JOB 1: In the commentary on Australia's digital economy, to which organization did Paul Keating deliver his speech?

Currently, I am in Europe where I have noticed that the development of the digital economy is progressing rapidly. Seeing the state of play over here has promoted the discussion of how Australia is handling this and what needs to happen or change in Australia to keep up.
With this in mind, I strongly agree with the speech made by Paul Keating, our former Prime Minister and Treasurer, recently delivered to the Committee for the Economic Development of Australia (CEDA). He considered it one of his more important speeches in decades when he stated that “it was of little use to look backwards because such nostalgia “is not going to advance us” in the digital age”.
Rather than harping on about eras past, he said the country needed “a new golden age” of reform driven by these present realities and pushed by political leaders who possessed the vision to conceptualise beyond the constraints of the public service.
“Changes on a canvas of this kind are not going to drop from any department. You will not find them falling from a Treasury printer. Because of their essence, they require imagination, the principal tool that was employed in underwriting the ’80s and ’90s changes,” he said.

JOB 2: In the records, substitute "bar-free" for "bar-available" in the lines starting at "y-tick-label: 90 [229, 421, 238, 430]" and ending at "avatar[interactable] [1182, 0, 1206, 10]", and return only those lines.

Boxed element entries
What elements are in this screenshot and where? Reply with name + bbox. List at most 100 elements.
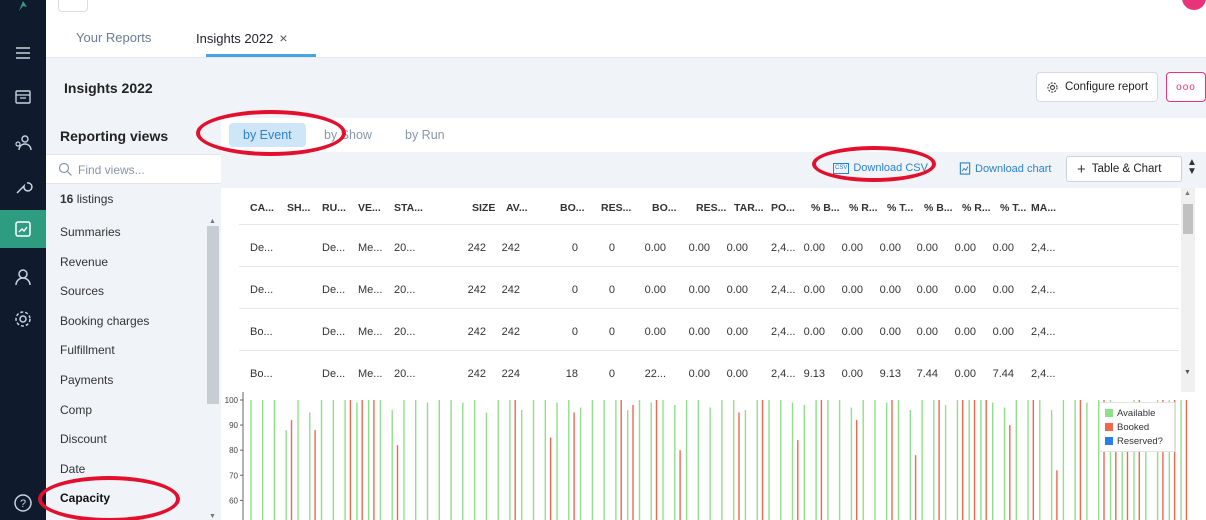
y-tick-label: 90 [229, 421, 238, 430]
bar-available [391, 410, 393, 520]
table-cell: 20... [394, 284, 416, 296]
bar-booked [514, 400, 516, 520]
bar-available [273, 400, 276, 520]
scroll-up-icon[interactable]: ▲ [1184, 190, 1191, 197]
menu-icon[interactable] [0, 36, 46, 70]
bar-available [426, 402, 429, 520]
ticket-icon[interactable] [0, 80, 46, 114]
legend-item-reserved[interactable]: Reserved? [1105, 434, 1169, 448]
bar-available [450, 400, 452, 520]
close-icon[interactable]: × [279, 30, 287, 46]
column-header[interactable]: SIZE [472, 202, 495, 214]
download-chart-button[interactable]: Download chart [959, 162, 1051, 175]
view-item-fulfillment[interactable]: Fulfillment [46, 336, 206, 366]
bar-available [332, 400, 334, 520]
scrollbar-thumb[interactable] [207, 226, 219, 404]
column-header[interactable]: RES... [696, 202, 726, 214]
bar-booked [820, 400, 823, 520]
view-item-summaries[interactable]: Summaries [46, 218, 206, 248]
table-cell: 9.13 [879, 368, 901, 380]
legend-label: Reserved? [1117, 435, 1163, 447]
column-header[interactable]: % B... [924, 202, 953, 214]
legend-item-available[interactable]: Available [1105, 406, 1169, 420]
bar-available [638, 400, 641, 520]
column-header[interactable]: RES... [601, 202, 631, 214]
table-cell: Me... [358, 284, 383, 296]
column-header[interactable]: % R... [962, 202, 991, 214]
bar-booked [856, 420, 858, 520]
avatar[interactable] [1182, 0, 1206, 10]
tab-by-show[interactable]: by Show [324, 123, 372, 147]
select-stepper-icon[interactable]: ▲ ▼ [1187, 158, 1197, 177]
legend-swatch [1105, 423, 1113, 431]
scroll-down-icon[interactable]: ▼ [209, 513, 216, 520]
bar-available [509, 400, 511, 520]
column-header[interactable]: RU... [322, 202, 346, 214]
view-item-capacity[interactable]: Capacity [46, 484, 206, 514]
view-item-discount[interactable]: Discount [46, 425, 206, 455]
view-item-date[interactable]: Date [46, 455, 206, 485]
table-cell: 0 [571, 242, 578, 254]
bar-booked [1079, 400, 1082, 520]
column-header[interactable]: BO... [560, 202, 585, 214]
download-csv-button[interactable]: CSV Download CSV [833, 162, 928, 174]
scrollbar-thumb[interactable] [1183, 204, 1193, 234]
y-tick-label: 60 [229, 496, 238, 505]
column-header[interactable]: MA... [1031, 202, 1056, 214]
table-cell: De... [322, 242, 346, 254]
bar-available [744, 410, 747, 520]
tab-by-event[interactable]: by Event [229, 123, 306, 147]
column-header[interactable]: BO... [652, 202, 677, 214]
column-header[interactable]: % T... [887, 202, 913, 214]
wrench-icon[interactable] [0, 170, 46, 204]
column-header[interactable]: PO... [771, 202, 795, 214]
view-item-revenue[interactable]: Revenue [46, 248, 206, 278]
column-header[interactable]: % R... [849, 202, 878, 214]
table-cell: 242 [501, 242, 520, 254]
legend-item-booked[interactable]: Booked [1105, 420, 1169, 434]
csv-icon: CSV [833, 162, 850, 174]
help-icon[interactable]: ? [0, 486, 46, 520]
table-chart-select[interactable]: + Table & Chart [1066, 156, 1182, 182]
table-cell: De... [250, 242, 274, 254]
view-item-payments[interactable]: Payments [46, 366, 206, 396]
tab-your-reports[interactable]: Your Reports [76, 30, 151, 45]
column-header[interactable]: TAR... [734, 202, 764, 214]
bar-available [897, 400, 900, 520]
gear-icon[interactable] [0, 302, 46, 336]
configure-report-button[interactable]: Configure report [1036, 72, 1158, 102]
table-cell: 0.00 [644, 326, 666, 338]
table-scrollbar[interactable]: ▲ ▼ [1181, 188, 1195, 392]
table-chart-label: Table & Chart [1091, 163, 1162, 175]
tab-by-run[interactable]: by Run [405, 123, 445, 147]
bar-available [356, 402, 358, 520]
tab-insights-2022[interactable]: Insights 2022 × [196, 30, 288, 46]
table-cell: 0 [608, 326, 615, 338]
more-options-button[interactable]: ooo [1166, 72, 1206, 102]
users-icon[interactable] [0, 126, 46, 160]
top-input-stub[interactable] [58, 0, 88, 12]
find-views-input[interactable] [78, 160, 208, 180]
column-header[interactable]: STA... [394, 202, 423, 214]
view-item-booking-charges[interactable]: Booking charges [46, 307, 206, 337]
download-chart-label: Download chart [975, 162, 1052, 175]
person-icon[interactable] [0, 260, 46, 294]
bar-booked [973, 400, 976, 520]
column-header[interactable]: % T... [1000, 202, 1026, 214]
view-item-comp[interactable]: Comp [46, 396, 206, 426]
views-scrollbar[interactable]: ▲ ▼ [206, 218, 220, 520]
bar-available [886, 402, 888, 520]
column-header[interactable]: % B... [811, 202, 840, 214]
view-item-sources[interactable]: Sources [46, 277, 206, 307]
column-header[interactable]: SH... [287, 202, 310, 214]
bar-available [768, 400, 770, 520]
column-header[interactable]: AV... [506, 202, 528, 214]
table-cell: 0.00 [803, 284, 825, 296]
scroll-down-icon[interactable]: ▼ [1184, 369, 1191, 376]
column-header[interactable]: VE... [358, 202, 381, 214]
logo-icon[interactable] [0, 0, 46, 18]
scroll-up-icon[interactable]: ▲ [209, 218, 216, 225]
reports-icon[interactable] [0, 210, 46, 248]
column-header[interactable]: CA... [250, 202, 274, 214]
table-cell: De... [250, 284, 274, 296]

EXERCISE OUTPUT 1: The Committee for the Economic Development of Australia (CEDA).

EXERCISE OUTPUT 2:
y-tick-label: 90 [229, 421, 238, 430]
bar-free [391, 410, 393, 520]
table-cell: 20... [394, 284, 416, 296]
bar-booked [514, 400, 516, 520]
bar-free [273, 400, 276, 520]
scroll-up-icon[interactable]: ▲ [1184, 190, 1191, 197]
menu-icon[interactable] [0, 36, 46, 70]
bar-free [426, 402, 429, 520]
ticket-icon[interactable] [0, 80, 46, 114]
legend-item-reserved[interactable]: Reserved? [1105, 434, 1169, 448]
bar-free [450, 400, 452, 520]
close-icon[interactable]: × [279, 30, 287, 46]
column-header[interactable]: SIZE [472, 202, 495, 214]
download-chart-button[interactable]: Download chart [959, 162, 1051, 175]
view-item-fulfillment[interactable]: Fulfillment [46, 336, 206, 366]
bar-free [332, 400, 334, 520]
scrollbar-thumb[interactable] [207, 226, 219, 404]
column-header[interactable]: RES... [696, 202, 726, 214]
bar-booked [820, 400, 823, 520]
view-item-summaries[interactable]: Summaries [46, 218, 206, 248]
table-cell: 9.13 [879, 368, 901, 380]
legend-label: Reserved? [1117, 435, 1163, 447]
column-header[interactable]: % B... [924, 202, 953, 214]
legend-item-available[interactable]: Available [1105, 406, 1169, 420]
bar-free [638, 400, 641, 520]
column-header[interactable]: RES... [601, 202, 631, 214]
table-cell: Me... [358, 284, 383, 296]
column-header[interactable]: % R... [962, 202, 991, 214]
bar-booked [856, 420, 858, 520]
avatar[interactable] [1182, 0, 1206, 10]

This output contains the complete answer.